Brief:
Copy out all the lines in the records that include the word "with".

Excerpted records:
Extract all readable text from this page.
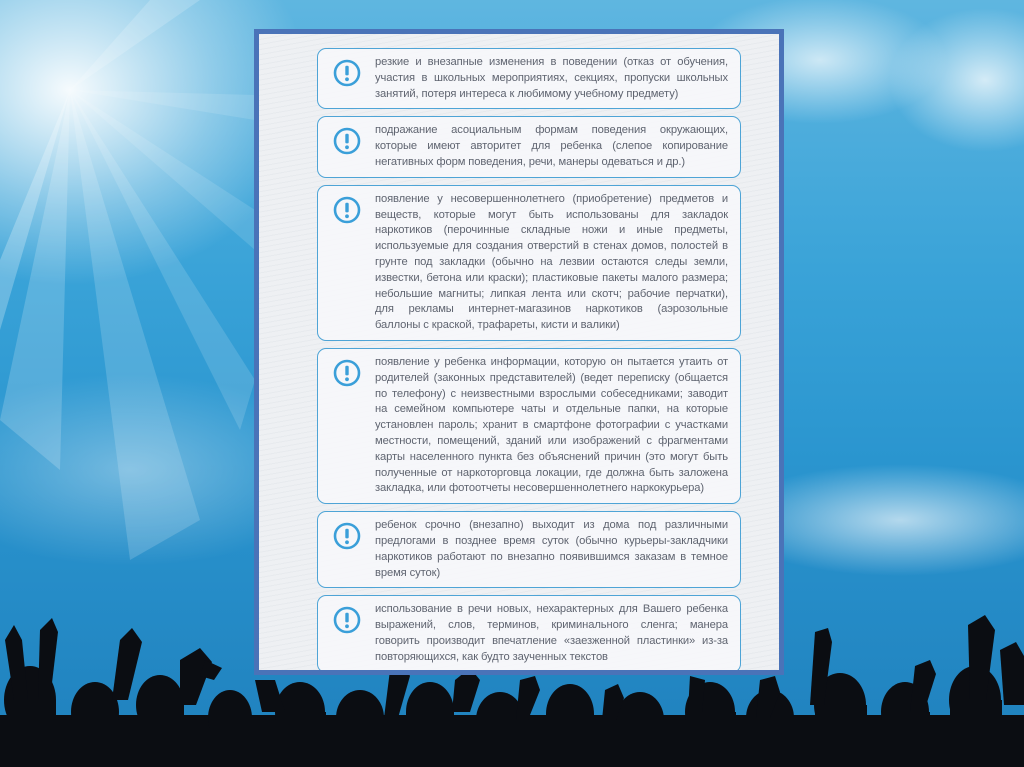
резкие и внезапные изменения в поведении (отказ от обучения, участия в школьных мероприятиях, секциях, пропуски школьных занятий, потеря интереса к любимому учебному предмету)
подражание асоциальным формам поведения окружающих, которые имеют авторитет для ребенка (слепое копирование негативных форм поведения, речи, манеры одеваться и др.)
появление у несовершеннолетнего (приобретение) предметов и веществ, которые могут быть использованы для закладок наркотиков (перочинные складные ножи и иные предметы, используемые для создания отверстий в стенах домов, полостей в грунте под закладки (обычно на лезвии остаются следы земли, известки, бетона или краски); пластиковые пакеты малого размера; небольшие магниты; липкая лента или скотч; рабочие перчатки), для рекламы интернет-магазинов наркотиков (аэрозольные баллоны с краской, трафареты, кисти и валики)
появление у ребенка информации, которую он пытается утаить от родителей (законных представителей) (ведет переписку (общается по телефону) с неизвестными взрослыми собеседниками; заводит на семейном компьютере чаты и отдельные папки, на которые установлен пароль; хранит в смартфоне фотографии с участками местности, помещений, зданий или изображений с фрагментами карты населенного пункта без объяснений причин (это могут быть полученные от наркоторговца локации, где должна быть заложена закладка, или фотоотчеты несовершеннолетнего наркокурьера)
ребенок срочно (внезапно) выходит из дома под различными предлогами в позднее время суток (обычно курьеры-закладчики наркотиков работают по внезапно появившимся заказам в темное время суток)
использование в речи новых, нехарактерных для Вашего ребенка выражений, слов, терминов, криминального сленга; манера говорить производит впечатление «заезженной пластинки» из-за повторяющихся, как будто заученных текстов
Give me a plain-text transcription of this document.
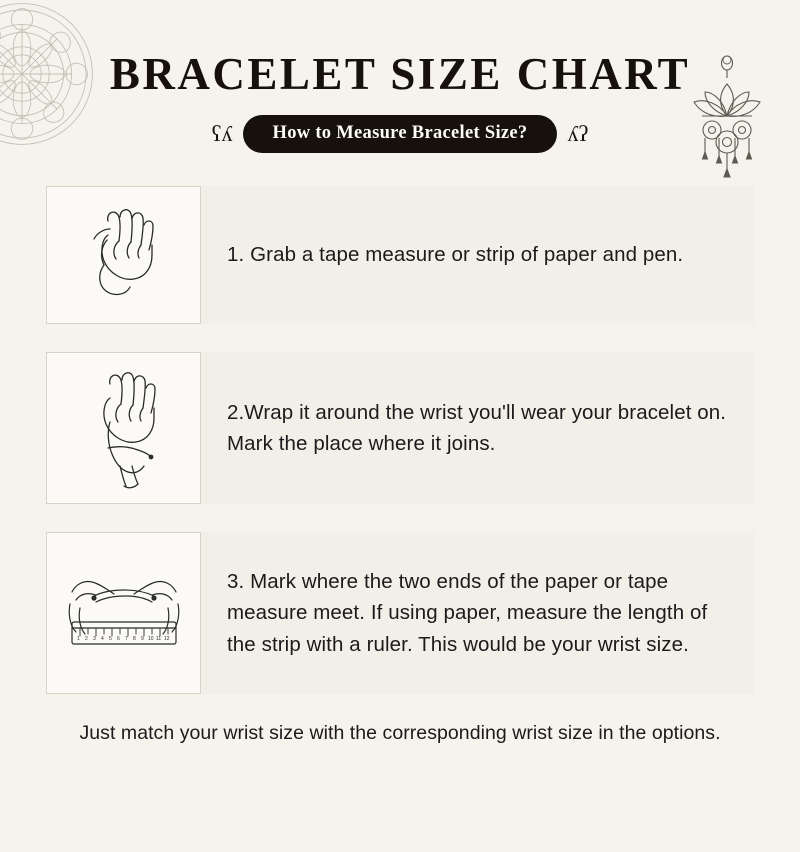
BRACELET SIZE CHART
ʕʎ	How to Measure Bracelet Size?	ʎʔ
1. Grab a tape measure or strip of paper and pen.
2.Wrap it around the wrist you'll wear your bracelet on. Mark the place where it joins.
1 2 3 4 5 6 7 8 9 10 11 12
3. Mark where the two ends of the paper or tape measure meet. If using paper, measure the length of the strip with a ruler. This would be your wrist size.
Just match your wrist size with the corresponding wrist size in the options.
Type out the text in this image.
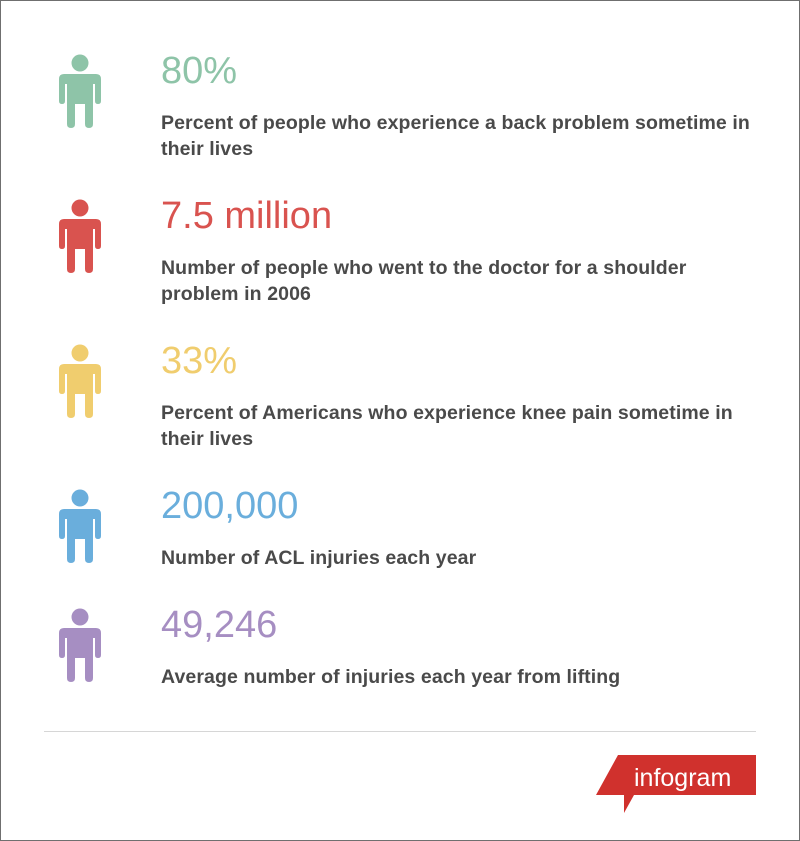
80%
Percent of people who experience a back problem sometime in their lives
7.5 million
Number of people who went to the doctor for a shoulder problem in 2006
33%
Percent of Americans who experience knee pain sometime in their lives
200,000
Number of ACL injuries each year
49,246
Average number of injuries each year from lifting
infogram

Solution to this exercise:
3. Mark where the two ends of the paper or tape measure meet. If using paper, measure the length of the strip with a ruler. This would be your wrist size.
Just match your wrist size with the corresponding wrist size in the options.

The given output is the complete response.